» Work to be completed:
Repeat the records word for word, excluding any picture.

>> BEGIN The input

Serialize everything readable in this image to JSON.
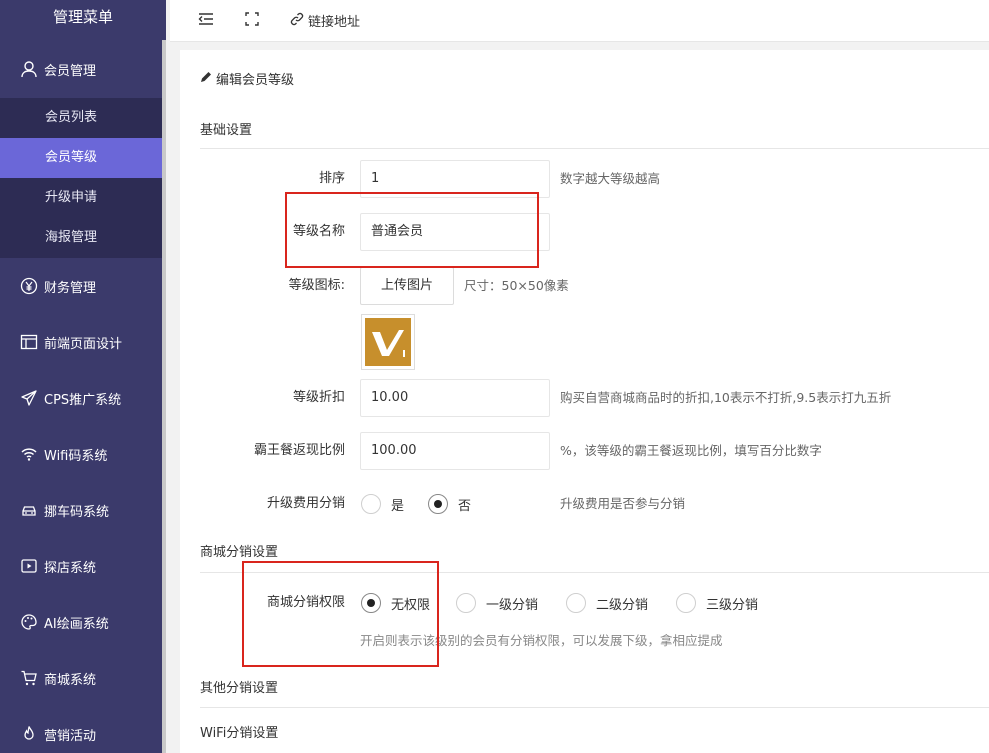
{
  "sidebar": {
    "title": "管理菜单",
    "member_group": {
      "label": "会员管理",
      "icon": "user-icon",
      "children": [
        {
          "label": "会员列表",
          "active": false
        },
        {
          "label": "会员等级",
          "active": true
        },
        {
          "label": "升级申请",
          "active": false
        },
        {
          "label": "海报管理",
          "active": false
        }
      ]
    },
    "items": [
      {
        "label": "财务管理",
        "icon": "yen-icon"
      },
      {
        "label": "前端页面设计",
        "icon": "layout-icon"
      },
      {
        "label": "CPS推广系统",
        "icon": "send-icon"
      },
      {
        "label": "Wifi码系统",
        "icon": "wifi-icon"
      },
      {
        "label": "挪车码系统",
        "icon": "car-icon"
      },
      {
        "label": "探店系统",
        "icon": "video-icon"
      },
      {
        "label": "AI绘画系统",
        "icon": "palette-icon"
      },
      {
        "label": "商城系统",
        "icon": "cart-icon"
      },
      {
        "label": "营销活动",
        "icon": "flame-icon"
      }
    ]
  },
  "topbar": {
    "link_label": "链接地址"
  },
  "page": {
    "title": "编辑会员等级",
    "sections": {
      "basic": "基础设置",
      "mall_dist": "商城分销设置",
      "other_dist": "其他分销设置",
      "wifi_dist": "WiFi分销设置"
    },
    "form": {
      "sort_label": "排序",
      "sort_value": "1",
      "sort_hint": "数字越大等级越高",
      "name_label": "等级名称",
      "name_value": "普通会员",
      "icon_label": "等级图标:",
      "upload_label": "上传图片",
      "icon_hint": "尺寸：50×50像素",
      "discount_label": "等级折扣",
      "discount_value": "10.00",
      "discount_hint": "购买自营商城商品时的折扣,10表示不打折,9.5表示打九五折",
      "cashback_label": "霸王餐返现比例",
      "cashback_value": "100.00",
      "cashback_hint": "%，该等级的霸王餐返现比例，填写百分比数字",
      "upgrade_label": "升级费用分销",
      "upgrade_options": [
        "是",
        "否"
      ],
      "upgrade_selected": "否",
      "upgrade_hint": "升级费用是否参与分销",
      "perm_label": "商城分销权限",
      "perm_options": [
        "无权限",
        "一级分销",
        "二级分销",
        "三级分销"
      ],
      "perm_selected": "无权限",
      "perm_hint": "开启则表示该级别的会员有分销权限，可以发展下级，拿相应提成"
    }
  },
  "colors": {
    "sidebar_bg": "#3b3a6b",
    "submenu_bg": "#2d2c54",
    "active_item": "#6b67d8",
    "highlight_red": "#d9251d",
    "level_icon_gold": "#c78f2c"
  }
}
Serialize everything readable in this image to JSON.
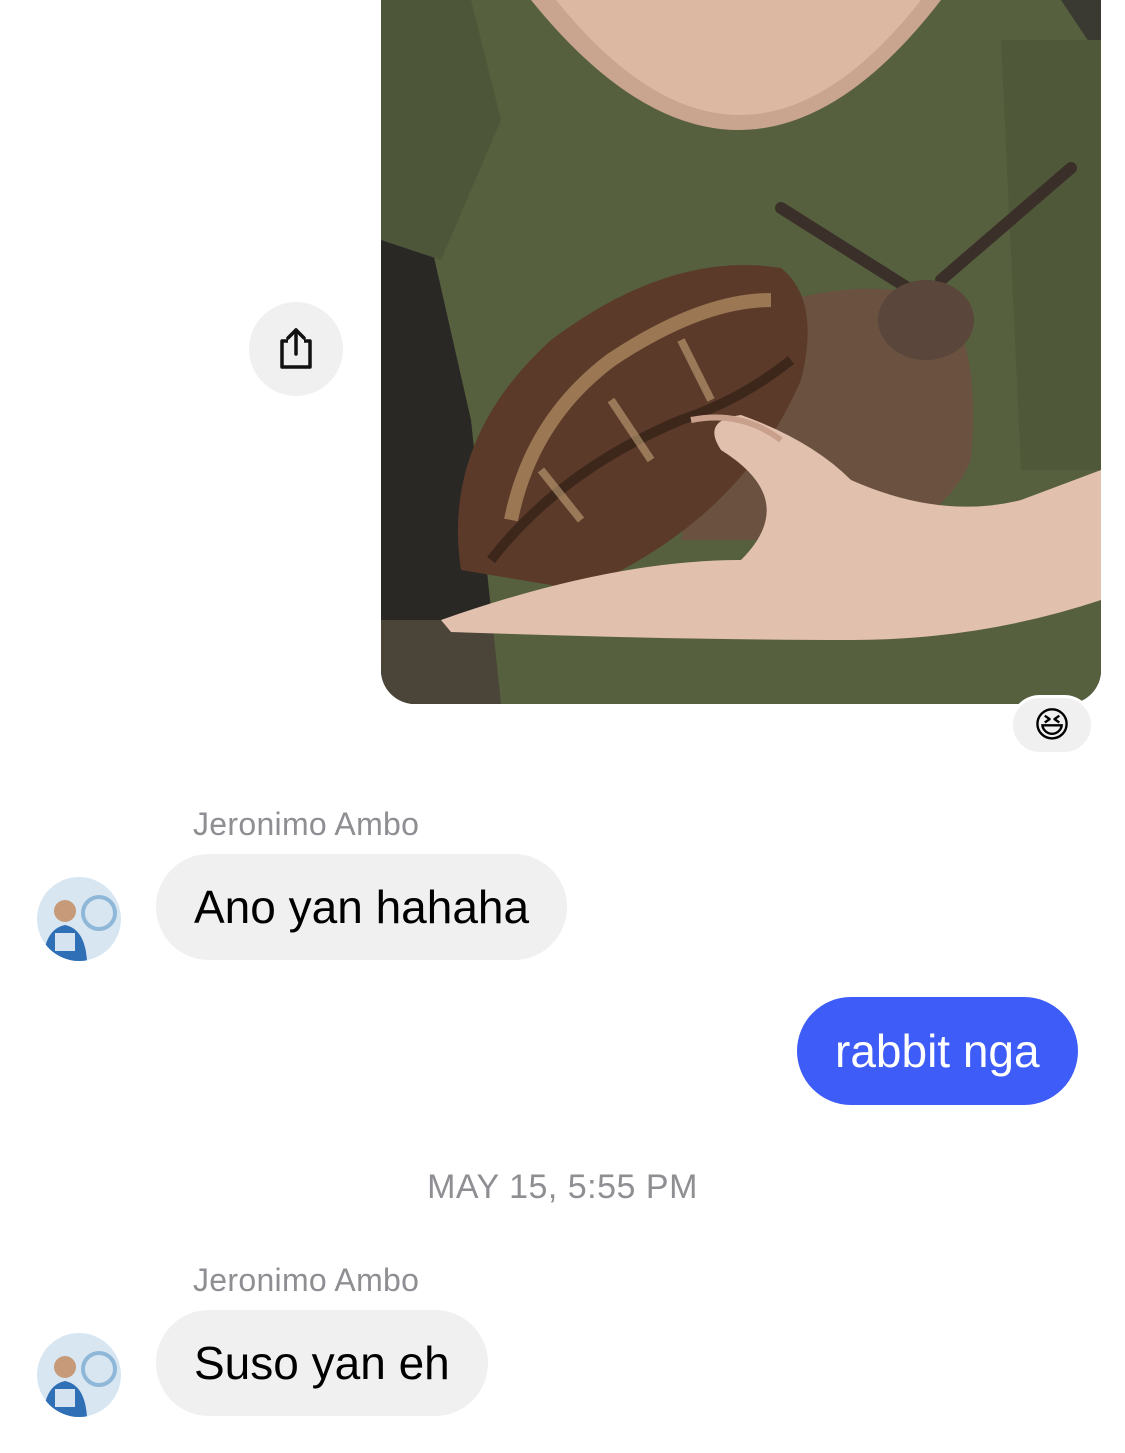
{
  "colors": {
    "outgoing_bubble": "#3e5cf7",
    "incoming_bubble": "#f0f0f0",
    "meta_text": "#8e8e93"
  },
  "conversation": {
    "shared_photo": {
      "description_icon": "photo",
      "share_icon": "share-icon",
      "reaction": "😆"
    },
    "messages": [
      {
        "sender": "Jeronimo Ambo",
        "direction": "incoming",
        "text": "Ano yan hahaha"
      },
      {
        "direction": "outgoing",
        "text": "rabbit nga"
      },
      {
        "sender": "Jeronimo Ambo",
        "direction": "incoming",
        "text": "Suso yan eh"
      }
    ],
    "timestamp": "MAY 15, 5:55 PM"
  }
}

>> END The input

» Exercise answer:
Serialize everything readable in this image to JSON.
{
  "sidebar": {
    "title": "管理菜单",
    "member_group": {
      "label": "会员管理",
      "icon": "user-icon",
      "children": [
        {
          "label": "会员列表",
          "active": false
        },
        {
          "label": "会员等级",
          "active": true
        },
        {
          "label": "升级申请",
          "active": false
        },
        {
          "label": "海报管理",
          "active": false
        }
      ]
    },
    "items": [
      {
        "label": "财务管理",
        "icon": "yen-icon"
      },
      {
        "label": "前端页面设计",
        "icon": "layout-icon"
      },
      {
        "label": "CPS推广系统",
        "icon": "send-icon"
      },
      {
        "label": "Wifi码系统",
        "icon": "wifi-icon"
      },
      {
        "label": "挪车码系统",
        "icon": "car-icon"
      },
      {
        "label": "探店系统",
        "icon": "video-icon"
      },
      {
        "label": "AI绘画系统",
        "icon": "palette-icon"
      },
      {
        "label": "商城系统",
        "icon": "cart-icon"
      },
      {
        "label": "营销活动",
        "icon": "flame-icon"
      }
    ]
  },
  "topbar": {
    "link_label": "链接地址"
  },
  "page": {
    "title": "编辑会员等级",
    "sections": {
      "basic": "基础设置",
      "mall_dist": "商城分销设置",
      "other_dist": "其他分销设置",
      "wifi_dist": "WiFi分销设置"
    },
    "form": {
      "sort_label": "排序",
      "sort_value": "1",
      "sort_hint": "数字越大等级越高",
      "name_label": "等级名称",
      "name_value": "普通会员",
      "icon_label": "等级图标:",
      "upload_label": "上传图片",
      "icon_hint": "尺寸：50×50像素",
      "discount_label": "等级折扣",
      "discount_value": "10.00",
      "discount_hint": "购买自营商城商品时的折扣,10表示不打折,9.5表示打九五折",
      "cashback_label": "霸王餐返现比例",
      "cashback_value": "100.00",
      "cashback_hint": "%，该等级的霸王餐返现比例，填写百分比数字",
      "upgrade_label": "升级费用分销",
      "upgrade_options": [
        "是",
        "否"
      ],
      "upgrade_selected": "否",
      "upgrade_hint": "升级费用是否参与分销",
      "perm_label": "商城分销权限",
      "perm_options": [
        "无权限",
        "一级分销",
        "二级分销",
        "三级分销"
      ],
      "perm_selected": "无权限",
      "perm_hint": "开启则表示该级别的会员有分销权限，可以发展下级，拿相应提成"
    }
  },
  "colors": {
    "sidebar_bg": "#3b3a6b",
    "submenu_bg": "#2d2c54",
    "active_item": "#6b67d8",
    "highlight_red": "#d9251d",
    "level_icon_gold": "#c78f2c"
  }
}
Serialize everything readable in this image to JSON.
{
  "colors": {
    "outgoing_bubble": "#3e5cf7",
    "incoming_bubble": "#f0f0f0",
    "meta_text": "#8e8e93"
  },
  "conversation": {
    "shared_photo": {
      "description_icon": "photo",
      "share_icon": "share-icon",
      "reaction": "😆"
    },
    "messages": [
      {
        "sender": "Jeronimo Ambo",
        "direction": "incoming",
        "text": "Ano yan hahaha"
      },
      {
        "direction": "outgoing",
        "text": "rabbit nga"
      },
      {
        "sender": "Jeronimo Ambo",
        "direction": "incoming",
        "text": "Suso yan eh"
      }
    ],
    "timestamp": "MAY 15, 5:55 PM"
  }
}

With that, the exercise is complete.